→ What is required
Report only how many lines of the entries below contain the string "plan".
[Start Data listing]
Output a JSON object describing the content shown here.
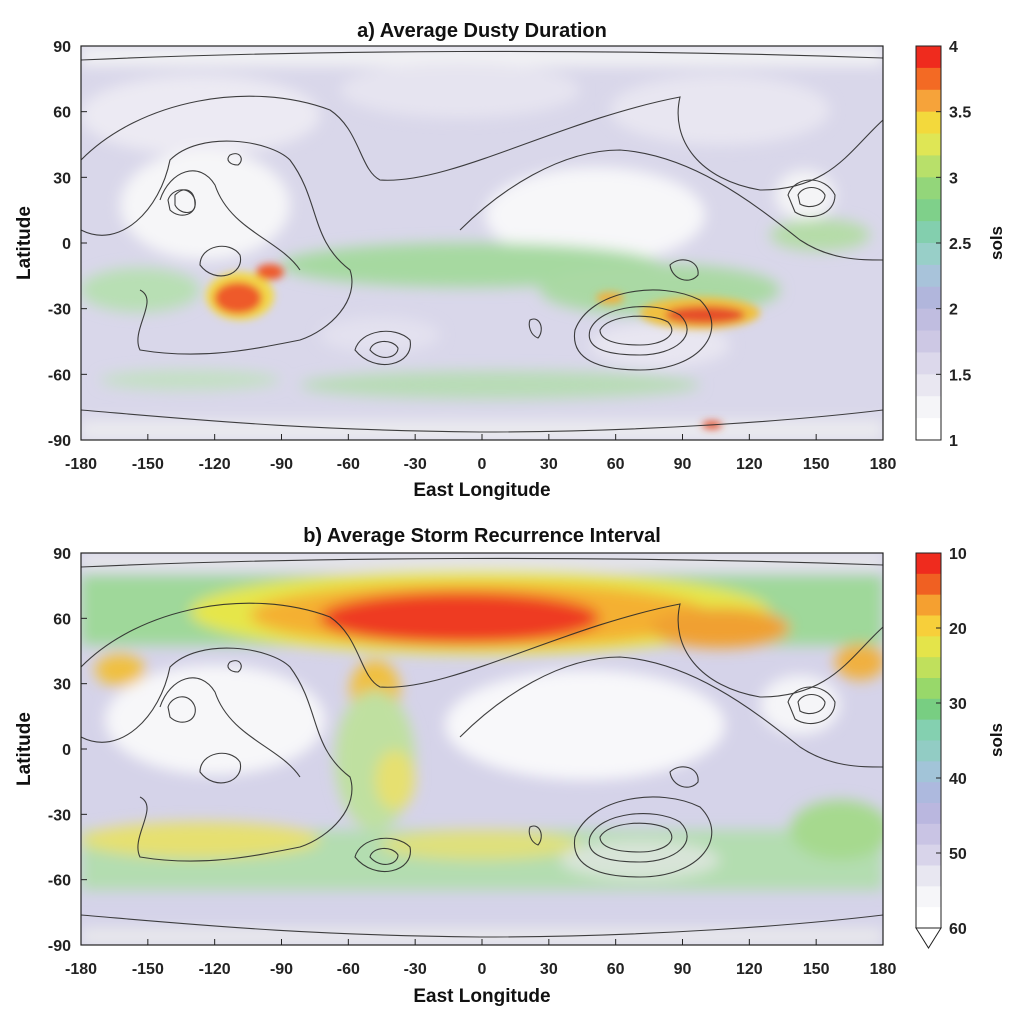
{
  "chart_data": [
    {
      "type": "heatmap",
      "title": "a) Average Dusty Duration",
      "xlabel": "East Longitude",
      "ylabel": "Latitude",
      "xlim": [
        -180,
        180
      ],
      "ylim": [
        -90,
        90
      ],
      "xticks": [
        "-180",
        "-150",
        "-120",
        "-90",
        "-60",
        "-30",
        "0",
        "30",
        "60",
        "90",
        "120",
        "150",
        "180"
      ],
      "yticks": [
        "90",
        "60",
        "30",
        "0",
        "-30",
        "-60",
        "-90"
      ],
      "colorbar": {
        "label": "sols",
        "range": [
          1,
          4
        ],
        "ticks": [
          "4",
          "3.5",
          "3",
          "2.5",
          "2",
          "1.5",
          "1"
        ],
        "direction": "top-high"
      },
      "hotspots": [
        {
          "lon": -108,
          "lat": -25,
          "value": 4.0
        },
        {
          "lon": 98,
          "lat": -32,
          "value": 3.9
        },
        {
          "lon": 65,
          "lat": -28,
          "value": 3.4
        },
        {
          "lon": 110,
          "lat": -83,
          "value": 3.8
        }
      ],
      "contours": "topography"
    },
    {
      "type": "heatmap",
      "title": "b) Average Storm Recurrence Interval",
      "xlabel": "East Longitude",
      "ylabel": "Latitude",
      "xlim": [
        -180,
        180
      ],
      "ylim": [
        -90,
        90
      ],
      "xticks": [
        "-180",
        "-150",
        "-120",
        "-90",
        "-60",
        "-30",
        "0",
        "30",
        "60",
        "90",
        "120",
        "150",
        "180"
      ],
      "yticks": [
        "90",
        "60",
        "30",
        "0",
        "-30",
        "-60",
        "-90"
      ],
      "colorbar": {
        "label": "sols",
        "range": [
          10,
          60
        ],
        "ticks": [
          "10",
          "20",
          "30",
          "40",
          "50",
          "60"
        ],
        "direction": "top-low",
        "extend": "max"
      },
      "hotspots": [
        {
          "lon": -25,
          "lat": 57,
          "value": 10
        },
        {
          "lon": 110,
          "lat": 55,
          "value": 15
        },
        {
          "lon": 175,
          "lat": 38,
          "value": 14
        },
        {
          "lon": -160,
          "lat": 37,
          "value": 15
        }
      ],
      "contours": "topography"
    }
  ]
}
[End Data listing]
[Start Data listing]
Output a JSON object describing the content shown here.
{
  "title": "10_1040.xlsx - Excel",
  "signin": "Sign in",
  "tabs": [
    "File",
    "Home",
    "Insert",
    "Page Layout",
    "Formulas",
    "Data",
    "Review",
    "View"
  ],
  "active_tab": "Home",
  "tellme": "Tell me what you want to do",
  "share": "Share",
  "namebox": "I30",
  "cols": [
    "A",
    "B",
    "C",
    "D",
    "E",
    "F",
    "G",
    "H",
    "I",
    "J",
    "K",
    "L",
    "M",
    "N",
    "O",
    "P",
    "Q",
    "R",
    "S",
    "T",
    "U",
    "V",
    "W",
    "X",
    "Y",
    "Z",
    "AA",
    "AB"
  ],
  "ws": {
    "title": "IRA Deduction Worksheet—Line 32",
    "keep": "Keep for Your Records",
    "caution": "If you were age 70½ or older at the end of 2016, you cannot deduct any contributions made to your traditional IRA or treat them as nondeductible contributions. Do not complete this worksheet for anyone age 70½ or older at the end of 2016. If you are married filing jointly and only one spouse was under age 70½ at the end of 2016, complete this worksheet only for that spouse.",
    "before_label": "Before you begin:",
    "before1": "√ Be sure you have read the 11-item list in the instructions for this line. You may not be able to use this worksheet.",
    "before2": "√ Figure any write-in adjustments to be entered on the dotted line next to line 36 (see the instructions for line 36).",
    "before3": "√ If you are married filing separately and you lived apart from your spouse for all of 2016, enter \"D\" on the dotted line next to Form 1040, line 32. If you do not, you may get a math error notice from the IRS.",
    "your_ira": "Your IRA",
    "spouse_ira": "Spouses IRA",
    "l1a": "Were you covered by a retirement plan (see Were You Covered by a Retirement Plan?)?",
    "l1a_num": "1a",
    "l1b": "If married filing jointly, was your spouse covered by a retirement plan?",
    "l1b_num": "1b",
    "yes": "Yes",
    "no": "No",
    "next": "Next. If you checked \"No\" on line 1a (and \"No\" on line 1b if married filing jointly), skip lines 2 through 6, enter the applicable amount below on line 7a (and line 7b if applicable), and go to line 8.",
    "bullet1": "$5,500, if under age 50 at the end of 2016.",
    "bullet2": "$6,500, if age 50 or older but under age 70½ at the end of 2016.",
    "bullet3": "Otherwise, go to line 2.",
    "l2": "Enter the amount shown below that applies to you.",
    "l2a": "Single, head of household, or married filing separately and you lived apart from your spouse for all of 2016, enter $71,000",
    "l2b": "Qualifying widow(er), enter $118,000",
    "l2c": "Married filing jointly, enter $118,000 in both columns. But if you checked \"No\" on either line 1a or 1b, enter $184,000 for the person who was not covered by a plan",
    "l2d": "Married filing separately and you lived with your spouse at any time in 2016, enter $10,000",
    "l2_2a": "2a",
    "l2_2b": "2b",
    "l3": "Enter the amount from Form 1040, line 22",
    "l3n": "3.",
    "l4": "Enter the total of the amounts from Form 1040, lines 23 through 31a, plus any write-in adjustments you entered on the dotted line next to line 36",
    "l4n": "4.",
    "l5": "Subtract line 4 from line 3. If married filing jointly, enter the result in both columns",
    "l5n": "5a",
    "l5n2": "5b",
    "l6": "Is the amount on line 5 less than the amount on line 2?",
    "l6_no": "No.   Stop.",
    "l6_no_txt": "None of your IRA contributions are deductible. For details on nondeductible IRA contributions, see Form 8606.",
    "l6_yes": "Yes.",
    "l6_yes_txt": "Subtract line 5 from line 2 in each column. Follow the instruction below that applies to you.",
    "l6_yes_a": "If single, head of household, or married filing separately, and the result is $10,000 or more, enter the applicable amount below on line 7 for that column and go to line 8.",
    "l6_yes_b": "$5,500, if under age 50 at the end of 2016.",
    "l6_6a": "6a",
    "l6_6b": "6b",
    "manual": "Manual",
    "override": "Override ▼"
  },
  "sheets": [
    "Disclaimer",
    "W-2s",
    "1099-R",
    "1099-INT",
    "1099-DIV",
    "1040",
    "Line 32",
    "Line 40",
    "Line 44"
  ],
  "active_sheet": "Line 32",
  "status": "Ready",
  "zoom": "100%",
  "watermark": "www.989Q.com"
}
[End Data listing]
→ Task solution
3